--- Start of Given records ---

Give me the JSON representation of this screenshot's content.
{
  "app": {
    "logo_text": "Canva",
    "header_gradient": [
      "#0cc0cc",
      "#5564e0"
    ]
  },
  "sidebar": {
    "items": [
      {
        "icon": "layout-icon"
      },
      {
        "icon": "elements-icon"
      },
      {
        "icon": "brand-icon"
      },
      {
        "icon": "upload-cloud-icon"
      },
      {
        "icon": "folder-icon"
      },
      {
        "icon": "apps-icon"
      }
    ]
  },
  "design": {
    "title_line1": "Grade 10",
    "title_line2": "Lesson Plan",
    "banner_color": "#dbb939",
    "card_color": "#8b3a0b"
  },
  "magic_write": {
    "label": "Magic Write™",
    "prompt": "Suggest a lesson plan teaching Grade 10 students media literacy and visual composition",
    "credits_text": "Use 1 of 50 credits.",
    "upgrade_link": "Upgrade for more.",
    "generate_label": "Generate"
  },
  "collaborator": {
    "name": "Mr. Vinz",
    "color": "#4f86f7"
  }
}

--- End of Given records ---

## Required work
From the entries above, pull out each line that includes "icon".

## Response for this exercise
        "icon": "layout-icon"
        "icon": "elements-icon"
        "icon": "brand-icon"
        "icon": "upload-cloud-icon"
        "icon": "folder-icon"
        "icon": "apps-icon"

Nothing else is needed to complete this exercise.